WORK INSTRUCTIONS:
Answer these from the passage on regulatory T cells in cancer:
(a) What do the opening lines call Tregs central mediators of?
(b) What two risks come from indiscriminate disruption of Treg biology?
(c) Which three antibody targets are listed for direct depletion strategies?

Introduction
Regulatory T cells (Tregs) are central mediators of immune tolerance and immune homeostasis. In cancer, however, these same suppressive functions are frequently exploited by tumors to evade antitumor immunity, making Tregs an increasingly important therapeutic target in modern immuno-oncology.
Problem Statement
Although depletion or functional inhibition of Tregs can enhance antitumor immune responses, indiscriminate disruption of Treg biology risks severe immune-related toxicities and systemic autoimmunity. The challenge is therefore to selectively target intratumoral Tregs while preserving peripheral immune tolerance.
Summary
This comprehensive review examines the evolving role of Treg-directed therapies in cancer immunotherapy and highlights both the therapeutic promise and biologic complexity of this strategy. Intratumoral Tregs suppress cytotoxic antitumor responses through multiple mechanisms, including IL-10 and TGF-β secretion, IL-2 consumption, metabolic competition, and inhibitory receptor signaling via CTLA-4, TIGIT and related checkpoints. High Treg infiltration is generally associated with poor clinical outcomes across many solid tumors, although prognostic implications vary by tumor type and immune contexture. Advances in single-cell and spatial profiling have demonstrated that tumor-associated Tregs possess distinct transcriptional, metabolic and spatial programs compared with peripheral Tregs, including enrichment of FOXP3+Helios+CCR8+ phenotypes that may serve as biomarkers and therapeutic targets. Current therapeutic approaches fall into three principal categories: direct depletion strategies using antibodies against CD25, CCR4 or CCR8; functional inhibition through checkpoint blockade targeting CTLA-4 or TIGIT; and disruption of metabolic pathways supporting Treg fitness, including PI3K and adenosine signaling. Novel IL-2 variants designed to preferentially modulate effector immune cells while limiting Treg expansion are also under active investigation. Despite encouraging preclinical activity, clinical translation has been complicated by narrow therapeutic windows and high-grade immune toxicities resulting from systemic immune dysregulation. Emerging strategies therefore focus on selectively impairing intratumoral Tregs while sparing systemic immune control, often through combinatorial approaches with PD-1 or PD-L1 blockade. The review emphasizes that deeper understanding of Treg heterogeneity, tissue-specific biology and metabolic dependencies will be essential for developing safer and more effective next-generation cancer immunotherapies.

INFORMATION GIVEN:
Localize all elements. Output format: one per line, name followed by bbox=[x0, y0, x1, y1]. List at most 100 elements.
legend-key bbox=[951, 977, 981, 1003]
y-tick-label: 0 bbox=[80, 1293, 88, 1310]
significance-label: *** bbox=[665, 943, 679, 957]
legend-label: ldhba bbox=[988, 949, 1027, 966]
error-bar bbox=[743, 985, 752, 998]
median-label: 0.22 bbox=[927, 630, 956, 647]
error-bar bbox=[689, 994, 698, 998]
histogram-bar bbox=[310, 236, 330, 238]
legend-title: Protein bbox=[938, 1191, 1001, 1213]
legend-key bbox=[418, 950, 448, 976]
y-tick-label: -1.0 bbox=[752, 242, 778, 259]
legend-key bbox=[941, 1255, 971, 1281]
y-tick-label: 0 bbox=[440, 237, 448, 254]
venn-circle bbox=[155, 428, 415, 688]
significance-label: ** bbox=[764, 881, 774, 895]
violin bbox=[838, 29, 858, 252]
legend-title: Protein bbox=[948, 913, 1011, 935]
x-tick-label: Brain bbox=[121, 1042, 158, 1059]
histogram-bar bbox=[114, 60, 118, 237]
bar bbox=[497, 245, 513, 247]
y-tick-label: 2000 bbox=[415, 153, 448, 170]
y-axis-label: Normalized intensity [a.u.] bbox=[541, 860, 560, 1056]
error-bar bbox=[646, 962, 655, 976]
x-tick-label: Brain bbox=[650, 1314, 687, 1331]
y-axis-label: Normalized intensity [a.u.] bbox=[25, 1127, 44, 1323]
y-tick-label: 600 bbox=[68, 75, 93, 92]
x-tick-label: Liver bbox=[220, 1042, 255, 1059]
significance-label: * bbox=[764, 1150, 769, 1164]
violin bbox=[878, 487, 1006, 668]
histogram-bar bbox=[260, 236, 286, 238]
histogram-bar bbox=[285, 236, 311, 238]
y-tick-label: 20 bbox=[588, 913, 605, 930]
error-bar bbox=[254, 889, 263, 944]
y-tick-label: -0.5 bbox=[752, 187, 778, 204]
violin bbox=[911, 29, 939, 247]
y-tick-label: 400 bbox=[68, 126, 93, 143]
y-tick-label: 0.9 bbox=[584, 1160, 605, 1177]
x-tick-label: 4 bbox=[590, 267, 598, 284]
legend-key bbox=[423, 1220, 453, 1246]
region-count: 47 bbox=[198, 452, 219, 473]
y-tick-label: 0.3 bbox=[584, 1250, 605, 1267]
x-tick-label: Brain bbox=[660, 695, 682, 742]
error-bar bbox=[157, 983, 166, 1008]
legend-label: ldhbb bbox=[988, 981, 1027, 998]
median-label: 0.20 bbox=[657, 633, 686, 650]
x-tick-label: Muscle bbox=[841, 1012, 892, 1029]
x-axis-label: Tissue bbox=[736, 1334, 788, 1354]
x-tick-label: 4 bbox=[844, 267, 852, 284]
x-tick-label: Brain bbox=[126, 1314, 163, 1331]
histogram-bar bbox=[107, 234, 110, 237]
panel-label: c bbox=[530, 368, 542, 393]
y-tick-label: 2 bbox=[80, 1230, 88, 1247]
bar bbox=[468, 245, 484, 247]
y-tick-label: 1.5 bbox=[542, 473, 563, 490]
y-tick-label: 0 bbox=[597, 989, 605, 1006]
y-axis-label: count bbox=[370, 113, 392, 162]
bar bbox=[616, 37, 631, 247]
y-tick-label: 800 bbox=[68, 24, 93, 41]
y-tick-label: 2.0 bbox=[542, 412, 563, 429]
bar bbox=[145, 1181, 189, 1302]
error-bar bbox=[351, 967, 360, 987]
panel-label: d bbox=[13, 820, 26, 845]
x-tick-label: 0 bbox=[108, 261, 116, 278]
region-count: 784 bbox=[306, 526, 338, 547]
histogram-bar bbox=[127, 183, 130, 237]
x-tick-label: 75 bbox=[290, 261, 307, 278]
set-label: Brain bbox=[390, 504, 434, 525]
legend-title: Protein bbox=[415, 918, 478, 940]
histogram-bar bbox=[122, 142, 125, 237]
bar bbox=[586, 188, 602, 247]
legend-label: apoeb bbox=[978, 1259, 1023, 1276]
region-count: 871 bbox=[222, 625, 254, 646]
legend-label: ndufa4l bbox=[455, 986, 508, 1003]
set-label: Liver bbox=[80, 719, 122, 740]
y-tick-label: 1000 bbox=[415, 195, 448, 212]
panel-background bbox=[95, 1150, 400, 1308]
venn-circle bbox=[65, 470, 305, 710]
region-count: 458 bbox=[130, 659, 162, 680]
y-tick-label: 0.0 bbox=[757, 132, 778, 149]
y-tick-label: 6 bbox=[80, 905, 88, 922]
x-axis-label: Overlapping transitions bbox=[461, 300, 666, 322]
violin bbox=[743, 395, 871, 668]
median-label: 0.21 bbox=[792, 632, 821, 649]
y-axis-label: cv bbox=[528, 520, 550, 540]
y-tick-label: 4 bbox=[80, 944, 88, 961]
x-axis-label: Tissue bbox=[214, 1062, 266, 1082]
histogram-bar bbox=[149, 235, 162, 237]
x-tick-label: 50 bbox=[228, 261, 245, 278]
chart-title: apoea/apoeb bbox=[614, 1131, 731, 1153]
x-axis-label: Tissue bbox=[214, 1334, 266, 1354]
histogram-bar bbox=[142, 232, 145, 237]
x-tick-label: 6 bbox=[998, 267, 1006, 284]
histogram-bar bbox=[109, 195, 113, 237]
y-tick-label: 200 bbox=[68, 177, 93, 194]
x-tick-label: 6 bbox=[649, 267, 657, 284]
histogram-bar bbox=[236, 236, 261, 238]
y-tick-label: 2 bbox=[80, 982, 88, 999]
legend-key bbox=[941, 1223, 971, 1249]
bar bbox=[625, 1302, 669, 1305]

TASK OUTPUT:
(a) Immune tolerance and immune homeostasis.
(b) Severe immune-related toxicities and systemic autoimmunity.
(c) CD25, CCR4 and CCR8.